◆ PROBLEM TO WORK ON: What number of lines contain the word "reduces"? Reply with the number and nothing else.

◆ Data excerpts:
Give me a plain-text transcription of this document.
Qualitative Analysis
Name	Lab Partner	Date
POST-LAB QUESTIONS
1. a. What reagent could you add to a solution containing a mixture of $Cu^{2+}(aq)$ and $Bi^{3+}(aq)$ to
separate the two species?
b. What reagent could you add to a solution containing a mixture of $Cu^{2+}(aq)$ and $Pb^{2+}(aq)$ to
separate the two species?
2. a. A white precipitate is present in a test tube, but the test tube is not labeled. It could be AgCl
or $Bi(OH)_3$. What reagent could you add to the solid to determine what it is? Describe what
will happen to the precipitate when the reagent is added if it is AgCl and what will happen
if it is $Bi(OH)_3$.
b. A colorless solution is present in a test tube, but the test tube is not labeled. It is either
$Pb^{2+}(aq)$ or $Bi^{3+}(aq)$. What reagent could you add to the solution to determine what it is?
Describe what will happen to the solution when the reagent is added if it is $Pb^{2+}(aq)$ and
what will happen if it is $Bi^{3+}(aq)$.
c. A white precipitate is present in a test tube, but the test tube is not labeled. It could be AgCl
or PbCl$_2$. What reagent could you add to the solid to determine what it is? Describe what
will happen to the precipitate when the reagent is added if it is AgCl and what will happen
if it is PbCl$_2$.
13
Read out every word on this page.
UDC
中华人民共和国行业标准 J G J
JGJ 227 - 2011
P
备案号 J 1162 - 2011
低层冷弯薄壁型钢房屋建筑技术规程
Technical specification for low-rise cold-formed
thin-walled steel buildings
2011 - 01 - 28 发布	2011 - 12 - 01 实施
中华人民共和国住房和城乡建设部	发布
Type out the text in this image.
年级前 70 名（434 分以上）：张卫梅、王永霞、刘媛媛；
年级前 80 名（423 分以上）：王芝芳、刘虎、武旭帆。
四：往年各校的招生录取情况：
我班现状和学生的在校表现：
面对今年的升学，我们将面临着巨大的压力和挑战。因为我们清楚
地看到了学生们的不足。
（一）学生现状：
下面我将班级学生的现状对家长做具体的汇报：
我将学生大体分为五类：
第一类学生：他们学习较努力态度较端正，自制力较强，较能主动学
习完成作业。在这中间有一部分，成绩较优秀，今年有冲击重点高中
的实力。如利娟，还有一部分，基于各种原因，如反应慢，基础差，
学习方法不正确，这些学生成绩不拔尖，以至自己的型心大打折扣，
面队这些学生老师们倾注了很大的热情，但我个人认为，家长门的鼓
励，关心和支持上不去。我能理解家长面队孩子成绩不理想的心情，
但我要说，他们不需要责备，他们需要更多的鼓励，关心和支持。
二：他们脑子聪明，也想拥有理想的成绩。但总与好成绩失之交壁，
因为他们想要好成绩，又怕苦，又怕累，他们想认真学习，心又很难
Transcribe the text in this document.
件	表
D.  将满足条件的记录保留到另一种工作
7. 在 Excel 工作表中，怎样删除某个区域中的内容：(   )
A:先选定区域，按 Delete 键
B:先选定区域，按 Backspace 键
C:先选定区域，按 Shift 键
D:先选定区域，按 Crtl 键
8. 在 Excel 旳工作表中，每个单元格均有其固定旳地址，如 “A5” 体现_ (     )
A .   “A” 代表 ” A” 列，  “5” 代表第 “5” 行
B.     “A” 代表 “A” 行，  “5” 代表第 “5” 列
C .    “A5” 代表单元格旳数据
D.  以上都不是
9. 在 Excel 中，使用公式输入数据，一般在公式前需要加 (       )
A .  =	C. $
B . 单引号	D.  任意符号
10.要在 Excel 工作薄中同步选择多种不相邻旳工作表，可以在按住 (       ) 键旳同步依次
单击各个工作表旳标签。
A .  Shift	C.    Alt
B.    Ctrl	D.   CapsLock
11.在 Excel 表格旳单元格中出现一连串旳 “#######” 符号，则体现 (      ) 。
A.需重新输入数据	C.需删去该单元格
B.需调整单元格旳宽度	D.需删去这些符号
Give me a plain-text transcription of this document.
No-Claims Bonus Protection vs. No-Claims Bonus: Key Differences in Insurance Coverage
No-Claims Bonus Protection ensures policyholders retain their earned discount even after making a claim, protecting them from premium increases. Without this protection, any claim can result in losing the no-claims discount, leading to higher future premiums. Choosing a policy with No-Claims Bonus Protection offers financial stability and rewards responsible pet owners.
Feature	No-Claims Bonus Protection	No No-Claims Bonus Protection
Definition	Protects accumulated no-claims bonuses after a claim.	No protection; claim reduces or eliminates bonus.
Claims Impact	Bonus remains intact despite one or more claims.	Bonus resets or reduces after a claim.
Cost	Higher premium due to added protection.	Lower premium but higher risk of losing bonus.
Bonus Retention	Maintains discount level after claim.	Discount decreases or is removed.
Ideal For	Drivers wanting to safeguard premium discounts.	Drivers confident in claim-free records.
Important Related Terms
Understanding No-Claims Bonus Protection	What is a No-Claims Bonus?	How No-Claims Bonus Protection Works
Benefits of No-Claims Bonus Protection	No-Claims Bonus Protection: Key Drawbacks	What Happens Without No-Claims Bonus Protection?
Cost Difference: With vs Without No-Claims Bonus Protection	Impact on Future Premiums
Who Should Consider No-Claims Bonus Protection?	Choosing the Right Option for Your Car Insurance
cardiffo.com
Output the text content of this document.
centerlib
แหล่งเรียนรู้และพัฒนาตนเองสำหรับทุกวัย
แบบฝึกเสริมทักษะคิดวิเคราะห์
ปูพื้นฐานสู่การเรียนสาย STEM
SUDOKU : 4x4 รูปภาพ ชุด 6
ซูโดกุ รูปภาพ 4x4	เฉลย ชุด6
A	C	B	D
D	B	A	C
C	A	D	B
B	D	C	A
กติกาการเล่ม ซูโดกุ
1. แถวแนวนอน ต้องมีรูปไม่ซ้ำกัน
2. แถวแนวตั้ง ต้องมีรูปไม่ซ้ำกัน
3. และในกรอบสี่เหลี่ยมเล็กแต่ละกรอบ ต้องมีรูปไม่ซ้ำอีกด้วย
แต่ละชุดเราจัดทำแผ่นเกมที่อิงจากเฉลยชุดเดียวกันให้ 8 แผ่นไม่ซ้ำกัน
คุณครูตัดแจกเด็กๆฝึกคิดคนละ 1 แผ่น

◆ THE OUTPUT: 2